**Aim**
Set every record down verbatim and omit the pictures.

**Supplied material**
★ ★ ★
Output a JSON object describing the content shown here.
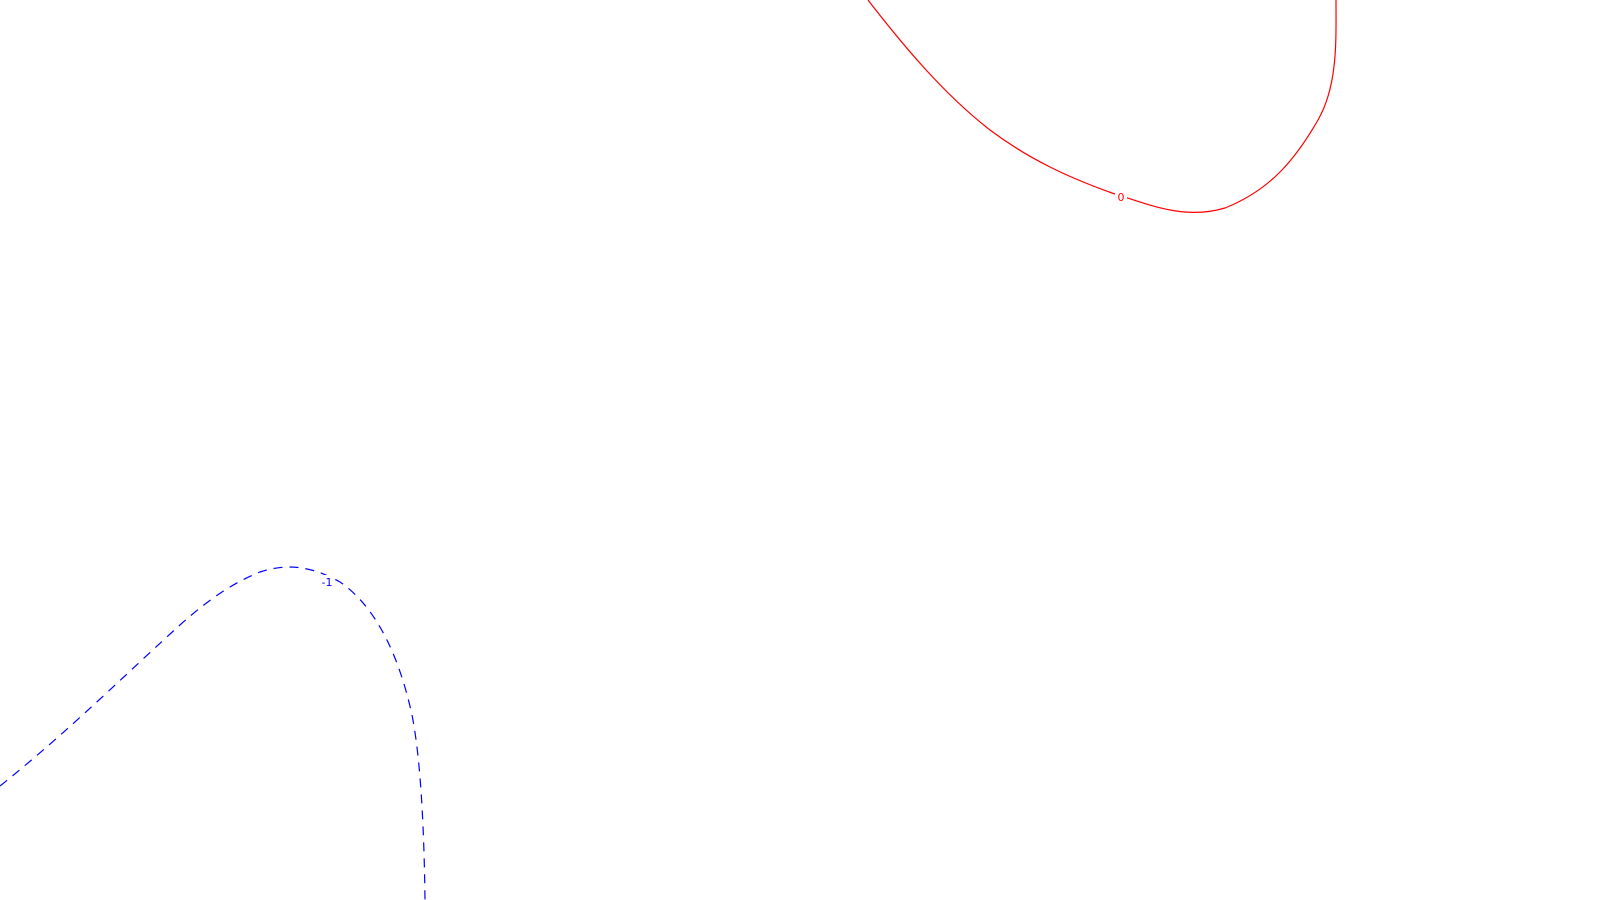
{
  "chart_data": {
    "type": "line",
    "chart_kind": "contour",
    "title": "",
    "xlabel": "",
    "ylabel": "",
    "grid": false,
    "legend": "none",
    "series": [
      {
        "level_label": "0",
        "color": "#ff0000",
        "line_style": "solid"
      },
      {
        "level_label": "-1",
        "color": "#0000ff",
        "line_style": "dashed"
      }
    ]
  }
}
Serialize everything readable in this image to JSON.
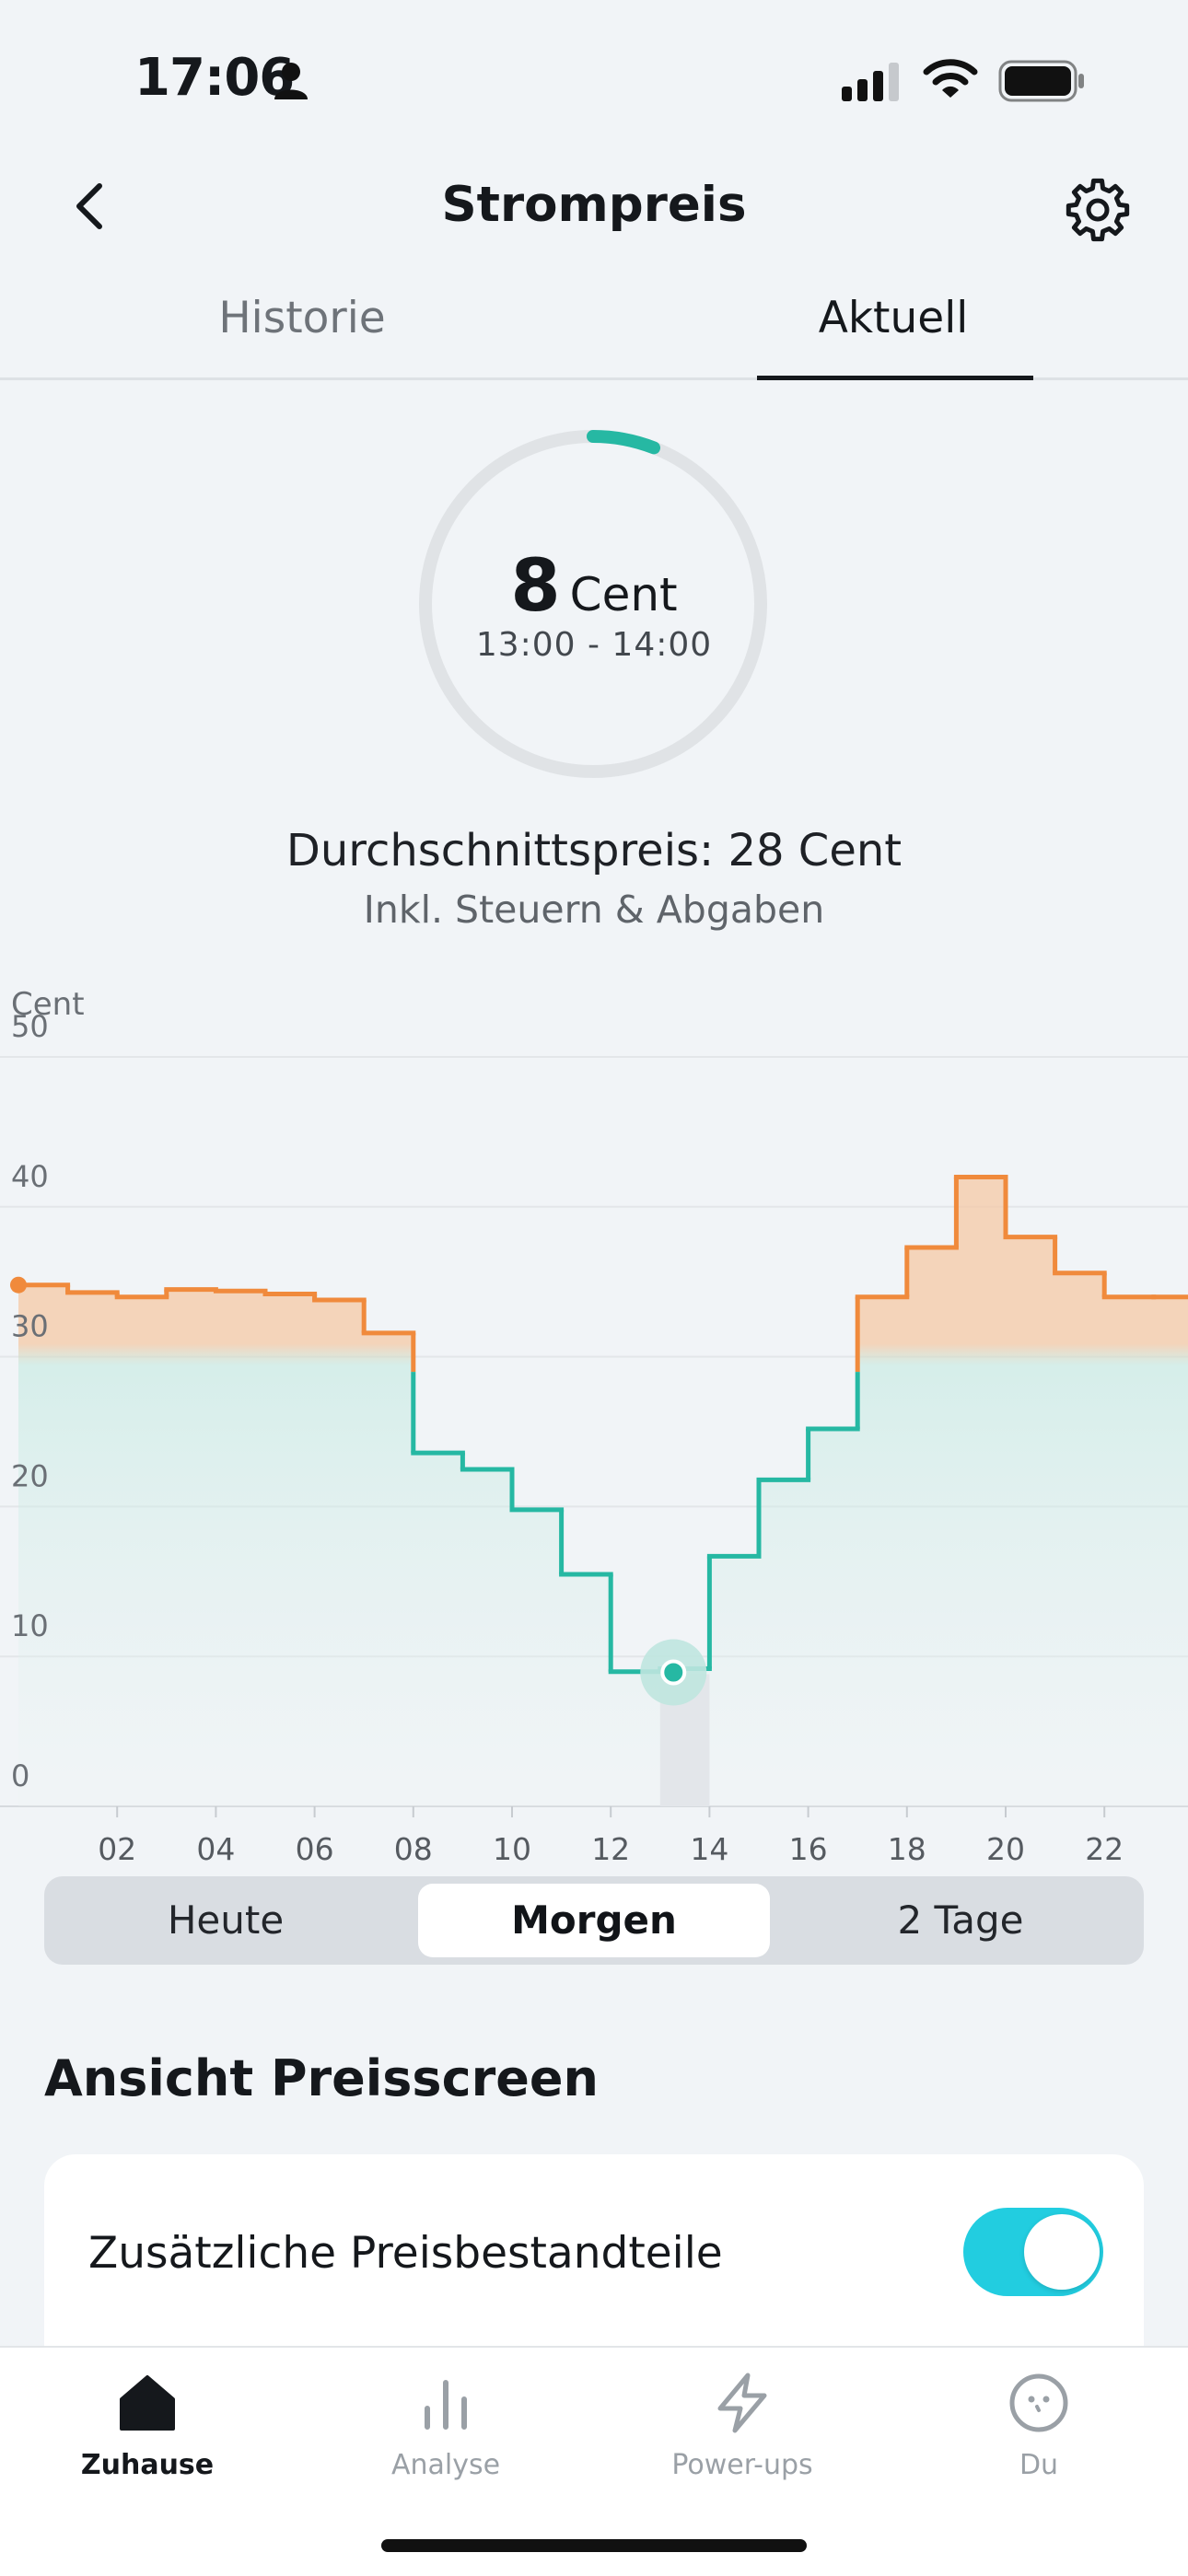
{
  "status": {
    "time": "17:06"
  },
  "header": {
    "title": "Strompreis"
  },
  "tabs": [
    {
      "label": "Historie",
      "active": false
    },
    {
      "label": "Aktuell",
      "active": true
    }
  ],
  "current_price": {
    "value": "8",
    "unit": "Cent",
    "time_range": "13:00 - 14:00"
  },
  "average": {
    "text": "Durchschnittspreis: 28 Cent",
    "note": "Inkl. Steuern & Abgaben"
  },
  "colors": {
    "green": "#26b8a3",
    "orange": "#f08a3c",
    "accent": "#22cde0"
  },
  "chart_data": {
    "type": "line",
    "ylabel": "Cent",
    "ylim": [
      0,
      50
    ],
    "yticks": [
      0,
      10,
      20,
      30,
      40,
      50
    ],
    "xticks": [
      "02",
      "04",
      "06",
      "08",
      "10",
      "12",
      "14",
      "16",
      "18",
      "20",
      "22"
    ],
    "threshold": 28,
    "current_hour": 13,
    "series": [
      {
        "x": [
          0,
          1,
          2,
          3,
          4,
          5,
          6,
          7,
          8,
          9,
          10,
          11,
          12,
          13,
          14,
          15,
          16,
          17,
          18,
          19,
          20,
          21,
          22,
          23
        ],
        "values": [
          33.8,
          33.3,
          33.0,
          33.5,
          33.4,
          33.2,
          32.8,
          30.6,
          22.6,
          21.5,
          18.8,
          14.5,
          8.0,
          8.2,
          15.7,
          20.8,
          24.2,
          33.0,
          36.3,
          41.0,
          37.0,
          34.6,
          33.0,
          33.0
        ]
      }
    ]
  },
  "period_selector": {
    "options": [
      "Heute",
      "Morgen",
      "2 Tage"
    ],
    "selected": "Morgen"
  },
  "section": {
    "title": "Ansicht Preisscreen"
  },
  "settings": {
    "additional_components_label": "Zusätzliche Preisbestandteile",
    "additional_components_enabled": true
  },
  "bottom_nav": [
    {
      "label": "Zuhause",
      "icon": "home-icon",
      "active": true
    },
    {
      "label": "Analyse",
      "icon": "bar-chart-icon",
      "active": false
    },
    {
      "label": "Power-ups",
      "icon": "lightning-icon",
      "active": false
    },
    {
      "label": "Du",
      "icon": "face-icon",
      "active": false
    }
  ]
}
★ ★ ★
**Response below**
Output a JSON object describing the content shown here.
{
  "chart_data": {
    "type": "line",
    "chart_kind": "contour",
    "title": "",
    "xlabel": "",
    "ylabel": "",
    "grid": false,
    "legend": "none",
    "series": [
      {
        "level_label": "0",
        "color": "#ff0000",
        "line_style": "solid"
      },
      {
        "level_label": "-1",
        "color": "#0000ff",
        "line_style": "dashed"
      }
    ]
  }
}
Serialize everything readable in this image to JSON.
{
  "status": {
    "time": "17:06"
  },
  "header": {
    "title": "Strompreis"
  },
  "tabs": [
    {
      "label": "Historie",
      "active": false
    },
    {
      "label": "Aktuell",
      "active": true
    }
  ],
  "current_price": {
    "value": "8",
    "unit": "Cent",
    "time_range": "13:00 - 14:00"
  },
  "average": {
    "text": "Durchschnittspreis: 28 Cent",
    "note": "Inkl. Steuern & Abgaben"
  },
  "colors": {
    "green": "#26b8a3",
    "orange": "#f08a3c",
    "accent": "#22cde0"
  },
  "chart_data": {
    "type": "line",
    "ylabel": "Cent",
    "ylim": [
      0,
      50
    ],
    "yticks": [
      0,
      10,
      20,
      30,
      40,
      50
    ],
    "xticks": [
      "02",
      "04",
      "06",
      "08",
      "10",
      "12",
      "14",
      "16",
      "18",
      "20",
      "22"
    ],
    "threshold": 28,
    "current_hour": 13,
    "series": [
      {
        "x": [
          0,
          1,
          2,
          3,
          4,
          5,
          6,
          7,
          8,
          9,
          10,
          11,
          12,
          13,
          14,
          15,
          16,
          17,
          18,
          19,
          20,
          21,
          22,
          23
        ],
        "values": [
          33.8,
          33.3,
          33.0,
          33.5,
          33.4,
          33.2,
          32.8,
          30.6,
          22.6,
          21.5,
          18.8,
          14.5,
          8.0,
          8.2,
          15.7,
          20.8,
          24.2,
          33.0,
          36.3,
          41.0,
          37.0,
          34.6,
          33.0,
          33.0
        ]
      }
    ]
  },
  "period_selector": {
    "options": [
      "Heute",
      "Morgen",
      "2 Tage"
    ],
    "selected": "Morgen"
  },
  "section": {
    "title": "Ansicht Preisscreen"
  },
  "settings": {
    "additional_components_label": "Zusätzliche Preisbestandteile",
    "additional_components_enabled": true
  },
  "bottom_nav": [
    {
      "label": "Zuhause",
      "icon": "home-icon",
      "active": true
    },
    {
      "label": "Analyse",
      "icon": "bar-chart-icon",
      "active": false
    },
    {
      "label": "Power-ups",
      "icon": "lightning-icon",
      "active": false
    },
    {
      "label": "Du",
      "icon": "face-icon",
      "active": false
    }
  ]
}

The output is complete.